:: WHAT THE TASK REQUIRES ::
Look through the material below for "коронавирусной". Copy every line that contains it.

:: DATA SHOWN ::

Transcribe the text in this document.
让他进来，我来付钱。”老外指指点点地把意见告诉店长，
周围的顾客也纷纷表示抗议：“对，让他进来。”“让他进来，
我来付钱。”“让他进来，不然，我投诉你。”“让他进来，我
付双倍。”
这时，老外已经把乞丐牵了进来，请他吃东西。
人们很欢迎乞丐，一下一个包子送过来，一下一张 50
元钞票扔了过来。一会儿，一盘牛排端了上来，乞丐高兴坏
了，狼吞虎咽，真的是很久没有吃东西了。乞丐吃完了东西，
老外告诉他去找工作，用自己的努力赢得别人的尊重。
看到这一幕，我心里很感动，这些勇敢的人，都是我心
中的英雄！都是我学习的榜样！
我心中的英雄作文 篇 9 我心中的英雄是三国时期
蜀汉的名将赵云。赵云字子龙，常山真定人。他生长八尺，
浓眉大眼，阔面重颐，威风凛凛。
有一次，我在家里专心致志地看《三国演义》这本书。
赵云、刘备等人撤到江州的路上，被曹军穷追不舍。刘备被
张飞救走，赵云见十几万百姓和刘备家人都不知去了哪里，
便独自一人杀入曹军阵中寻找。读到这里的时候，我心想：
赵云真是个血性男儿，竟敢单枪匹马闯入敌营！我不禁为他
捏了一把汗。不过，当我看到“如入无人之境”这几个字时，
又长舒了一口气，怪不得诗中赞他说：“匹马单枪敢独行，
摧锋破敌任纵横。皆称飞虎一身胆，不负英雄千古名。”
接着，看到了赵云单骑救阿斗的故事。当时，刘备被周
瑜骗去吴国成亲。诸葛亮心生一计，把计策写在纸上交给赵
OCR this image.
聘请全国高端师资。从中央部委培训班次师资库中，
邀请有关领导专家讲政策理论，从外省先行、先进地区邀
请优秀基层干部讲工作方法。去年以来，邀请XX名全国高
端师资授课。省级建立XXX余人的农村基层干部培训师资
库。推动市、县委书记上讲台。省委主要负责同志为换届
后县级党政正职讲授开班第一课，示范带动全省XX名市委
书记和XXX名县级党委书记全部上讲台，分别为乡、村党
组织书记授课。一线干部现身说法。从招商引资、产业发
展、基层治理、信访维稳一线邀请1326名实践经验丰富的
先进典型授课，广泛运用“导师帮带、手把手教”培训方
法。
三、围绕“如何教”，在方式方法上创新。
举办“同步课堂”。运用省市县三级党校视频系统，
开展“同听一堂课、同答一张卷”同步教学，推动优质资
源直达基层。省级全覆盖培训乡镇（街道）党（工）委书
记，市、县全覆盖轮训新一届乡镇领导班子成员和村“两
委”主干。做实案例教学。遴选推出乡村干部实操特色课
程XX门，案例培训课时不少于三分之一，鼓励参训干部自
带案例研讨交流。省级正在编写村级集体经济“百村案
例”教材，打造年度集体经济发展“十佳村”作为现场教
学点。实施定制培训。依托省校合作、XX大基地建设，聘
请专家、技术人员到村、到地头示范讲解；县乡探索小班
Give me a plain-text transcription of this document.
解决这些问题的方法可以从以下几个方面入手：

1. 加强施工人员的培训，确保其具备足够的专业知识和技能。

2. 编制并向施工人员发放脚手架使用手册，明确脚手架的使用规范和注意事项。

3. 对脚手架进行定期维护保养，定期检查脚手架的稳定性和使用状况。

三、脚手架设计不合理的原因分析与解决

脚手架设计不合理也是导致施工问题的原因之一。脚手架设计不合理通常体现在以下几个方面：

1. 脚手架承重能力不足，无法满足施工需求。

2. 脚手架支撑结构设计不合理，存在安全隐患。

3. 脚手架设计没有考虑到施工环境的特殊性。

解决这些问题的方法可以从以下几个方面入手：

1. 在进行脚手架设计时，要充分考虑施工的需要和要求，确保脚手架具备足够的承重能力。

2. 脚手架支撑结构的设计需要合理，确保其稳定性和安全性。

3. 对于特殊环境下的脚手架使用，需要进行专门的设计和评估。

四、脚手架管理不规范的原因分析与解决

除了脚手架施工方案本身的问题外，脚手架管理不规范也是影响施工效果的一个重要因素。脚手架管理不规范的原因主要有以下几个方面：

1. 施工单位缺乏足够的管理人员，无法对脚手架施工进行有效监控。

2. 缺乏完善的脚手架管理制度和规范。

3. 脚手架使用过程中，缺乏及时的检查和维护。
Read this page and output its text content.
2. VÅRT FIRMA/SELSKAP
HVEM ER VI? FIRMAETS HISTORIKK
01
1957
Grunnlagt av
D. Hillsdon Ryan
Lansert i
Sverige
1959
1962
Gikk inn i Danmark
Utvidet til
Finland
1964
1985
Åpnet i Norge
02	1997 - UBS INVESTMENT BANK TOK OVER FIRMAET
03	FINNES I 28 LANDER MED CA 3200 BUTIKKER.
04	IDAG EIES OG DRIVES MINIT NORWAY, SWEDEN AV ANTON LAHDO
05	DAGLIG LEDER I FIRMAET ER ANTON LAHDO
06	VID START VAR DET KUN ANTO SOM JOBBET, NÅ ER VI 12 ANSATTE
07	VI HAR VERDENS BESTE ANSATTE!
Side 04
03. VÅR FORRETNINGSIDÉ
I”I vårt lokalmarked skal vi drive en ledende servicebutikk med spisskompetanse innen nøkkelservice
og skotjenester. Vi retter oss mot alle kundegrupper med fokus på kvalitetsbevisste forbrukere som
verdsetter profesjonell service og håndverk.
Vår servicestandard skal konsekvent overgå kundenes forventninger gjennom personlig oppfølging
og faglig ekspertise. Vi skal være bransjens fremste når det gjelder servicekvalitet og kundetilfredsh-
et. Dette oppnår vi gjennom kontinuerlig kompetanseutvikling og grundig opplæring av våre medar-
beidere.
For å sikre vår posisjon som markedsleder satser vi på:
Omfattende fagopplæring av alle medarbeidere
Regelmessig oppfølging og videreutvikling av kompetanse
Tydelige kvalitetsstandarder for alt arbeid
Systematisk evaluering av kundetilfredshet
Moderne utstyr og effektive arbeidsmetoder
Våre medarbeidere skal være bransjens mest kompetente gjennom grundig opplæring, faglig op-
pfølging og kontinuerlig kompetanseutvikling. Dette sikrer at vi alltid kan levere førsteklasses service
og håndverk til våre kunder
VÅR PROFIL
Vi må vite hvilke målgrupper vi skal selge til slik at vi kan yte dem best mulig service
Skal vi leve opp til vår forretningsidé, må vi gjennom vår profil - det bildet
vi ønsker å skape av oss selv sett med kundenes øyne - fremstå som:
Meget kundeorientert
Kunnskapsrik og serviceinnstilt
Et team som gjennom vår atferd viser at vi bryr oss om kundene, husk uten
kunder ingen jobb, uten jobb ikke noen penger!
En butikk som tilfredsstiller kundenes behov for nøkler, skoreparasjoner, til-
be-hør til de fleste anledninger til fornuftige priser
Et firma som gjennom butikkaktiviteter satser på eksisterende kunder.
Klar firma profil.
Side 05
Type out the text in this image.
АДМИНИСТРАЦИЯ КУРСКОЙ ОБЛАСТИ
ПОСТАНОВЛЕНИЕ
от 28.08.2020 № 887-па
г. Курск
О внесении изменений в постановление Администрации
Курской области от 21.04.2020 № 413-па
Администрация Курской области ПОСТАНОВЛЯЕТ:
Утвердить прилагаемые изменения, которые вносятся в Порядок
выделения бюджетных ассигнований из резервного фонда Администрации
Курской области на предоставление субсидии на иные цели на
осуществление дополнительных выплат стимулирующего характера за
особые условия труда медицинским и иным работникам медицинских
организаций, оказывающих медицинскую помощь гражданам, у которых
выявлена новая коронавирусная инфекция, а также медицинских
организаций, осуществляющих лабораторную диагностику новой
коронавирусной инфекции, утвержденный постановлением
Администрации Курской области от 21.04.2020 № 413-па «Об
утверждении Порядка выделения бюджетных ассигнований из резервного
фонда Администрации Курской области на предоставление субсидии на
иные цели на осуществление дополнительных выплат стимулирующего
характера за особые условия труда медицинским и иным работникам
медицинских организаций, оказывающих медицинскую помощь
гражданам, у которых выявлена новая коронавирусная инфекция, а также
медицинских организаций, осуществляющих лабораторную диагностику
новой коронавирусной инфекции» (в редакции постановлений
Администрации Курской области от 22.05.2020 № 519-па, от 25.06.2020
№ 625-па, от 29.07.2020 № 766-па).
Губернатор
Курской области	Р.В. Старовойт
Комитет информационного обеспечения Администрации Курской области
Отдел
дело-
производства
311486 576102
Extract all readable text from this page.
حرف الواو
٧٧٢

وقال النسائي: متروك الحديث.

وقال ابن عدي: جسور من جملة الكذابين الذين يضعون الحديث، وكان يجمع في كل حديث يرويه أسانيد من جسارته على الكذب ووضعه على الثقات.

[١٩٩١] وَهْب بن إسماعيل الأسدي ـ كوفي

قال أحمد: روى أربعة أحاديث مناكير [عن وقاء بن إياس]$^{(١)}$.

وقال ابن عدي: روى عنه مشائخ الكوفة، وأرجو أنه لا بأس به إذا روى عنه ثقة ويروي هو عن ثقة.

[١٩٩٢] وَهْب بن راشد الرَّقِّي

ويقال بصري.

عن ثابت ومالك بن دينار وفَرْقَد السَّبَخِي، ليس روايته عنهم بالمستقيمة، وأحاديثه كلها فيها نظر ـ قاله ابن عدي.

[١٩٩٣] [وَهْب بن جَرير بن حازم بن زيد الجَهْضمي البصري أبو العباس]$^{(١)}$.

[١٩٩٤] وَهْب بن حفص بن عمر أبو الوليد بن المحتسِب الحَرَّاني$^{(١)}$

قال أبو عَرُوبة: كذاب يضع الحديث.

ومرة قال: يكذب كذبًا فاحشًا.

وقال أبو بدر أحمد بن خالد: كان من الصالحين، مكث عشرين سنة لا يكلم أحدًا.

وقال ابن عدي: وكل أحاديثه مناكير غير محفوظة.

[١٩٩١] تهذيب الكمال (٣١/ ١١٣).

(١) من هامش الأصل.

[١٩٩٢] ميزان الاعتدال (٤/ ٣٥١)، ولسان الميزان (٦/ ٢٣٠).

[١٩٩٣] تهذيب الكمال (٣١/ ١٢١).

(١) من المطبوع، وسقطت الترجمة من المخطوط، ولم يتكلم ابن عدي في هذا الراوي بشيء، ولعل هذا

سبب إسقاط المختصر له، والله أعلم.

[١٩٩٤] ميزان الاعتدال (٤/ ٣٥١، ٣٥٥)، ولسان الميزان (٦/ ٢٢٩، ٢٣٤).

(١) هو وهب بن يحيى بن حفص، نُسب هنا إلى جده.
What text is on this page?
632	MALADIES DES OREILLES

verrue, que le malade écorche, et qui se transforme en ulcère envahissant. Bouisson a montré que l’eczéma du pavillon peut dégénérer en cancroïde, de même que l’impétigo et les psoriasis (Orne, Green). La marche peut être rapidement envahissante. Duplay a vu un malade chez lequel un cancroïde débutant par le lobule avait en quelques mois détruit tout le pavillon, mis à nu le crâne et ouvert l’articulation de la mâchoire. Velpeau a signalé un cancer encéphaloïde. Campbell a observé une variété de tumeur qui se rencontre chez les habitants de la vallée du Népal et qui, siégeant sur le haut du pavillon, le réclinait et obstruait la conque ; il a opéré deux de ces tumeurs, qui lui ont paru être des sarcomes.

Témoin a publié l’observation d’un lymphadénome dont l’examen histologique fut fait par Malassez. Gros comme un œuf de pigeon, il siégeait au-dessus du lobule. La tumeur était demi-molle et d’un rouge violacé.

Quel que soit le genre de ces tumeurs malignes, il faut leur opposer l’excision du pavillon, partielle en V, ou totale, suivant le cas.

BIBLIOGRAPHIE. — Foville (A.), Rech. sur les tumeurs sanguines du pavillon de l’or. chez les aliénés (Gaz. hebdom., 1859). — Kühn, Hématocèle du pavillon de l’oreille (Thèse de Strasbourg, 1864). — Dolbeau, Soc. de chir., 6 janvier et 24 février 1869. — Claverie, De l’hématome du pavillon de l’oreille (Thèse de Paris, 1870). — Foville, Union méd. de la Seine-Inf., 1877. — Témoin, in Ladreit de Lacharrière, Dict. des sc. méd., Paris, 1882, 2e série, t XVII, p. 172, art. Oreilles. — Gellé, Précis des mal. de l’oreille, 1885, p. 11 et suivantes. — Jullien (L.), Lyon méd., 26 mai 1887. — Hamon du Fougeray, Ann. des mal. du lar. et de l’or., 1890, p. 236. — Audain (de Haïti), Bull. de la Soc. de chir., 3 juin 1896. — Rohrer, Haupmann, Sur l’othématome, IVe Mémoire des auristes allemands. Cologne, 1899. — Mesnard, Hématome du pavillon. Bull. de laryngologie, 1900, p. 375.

:: THE SOLUTION ::
коронавирусной инфекции, утвержденный постановлением
новой коронавирусной инфекции» (в редакции постановлений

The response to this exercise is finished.